Challenge: Scan the material that follows. Copy every line containing the word "color".

Entries supplied:
## BEGIN

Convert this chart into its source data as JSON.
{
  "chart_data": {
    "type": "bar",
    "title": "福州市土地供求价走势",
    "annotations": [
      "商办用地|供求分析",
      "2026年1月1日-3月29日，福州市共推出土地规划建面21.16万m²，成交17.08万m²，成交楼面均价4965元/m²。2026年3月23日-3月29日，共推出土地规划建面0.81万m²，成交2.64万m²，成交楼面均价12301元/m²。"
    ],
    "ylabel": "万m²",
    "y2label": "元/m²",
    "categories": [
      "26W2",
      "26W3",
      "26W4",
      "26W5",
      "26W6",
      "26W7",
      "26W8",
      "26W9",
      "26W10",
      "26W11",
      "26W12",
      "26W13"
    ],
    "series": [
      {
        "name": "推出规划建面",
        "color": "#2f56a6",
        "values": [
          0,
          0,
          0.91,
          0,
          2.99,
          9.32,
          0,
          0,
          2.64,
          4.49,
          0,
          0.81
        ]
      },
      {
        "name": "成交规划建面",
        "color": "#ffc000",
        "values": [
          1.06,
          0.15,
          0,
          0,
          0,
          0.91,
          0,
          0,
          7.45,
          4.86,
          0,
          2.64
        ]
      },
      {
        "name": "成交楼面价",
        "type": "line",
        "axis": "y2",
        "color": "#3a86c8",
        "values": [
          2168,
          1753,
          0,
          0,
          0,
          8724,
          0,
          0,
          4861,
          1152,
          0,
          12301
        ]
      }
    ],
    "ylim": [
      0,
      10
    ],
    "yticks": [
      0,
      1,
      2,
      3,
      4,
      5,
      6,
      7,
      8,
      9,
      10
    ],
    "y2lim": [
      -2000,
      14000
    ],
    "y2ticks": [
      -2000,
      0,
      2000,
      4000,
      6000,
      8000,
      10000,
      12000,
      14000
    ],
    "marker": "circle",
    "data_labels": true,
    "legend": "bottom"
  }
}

## END

Exercise solution:
        "color": "#2f56a6",
        "color": "#ffc000",
        "color": "#3a86c8",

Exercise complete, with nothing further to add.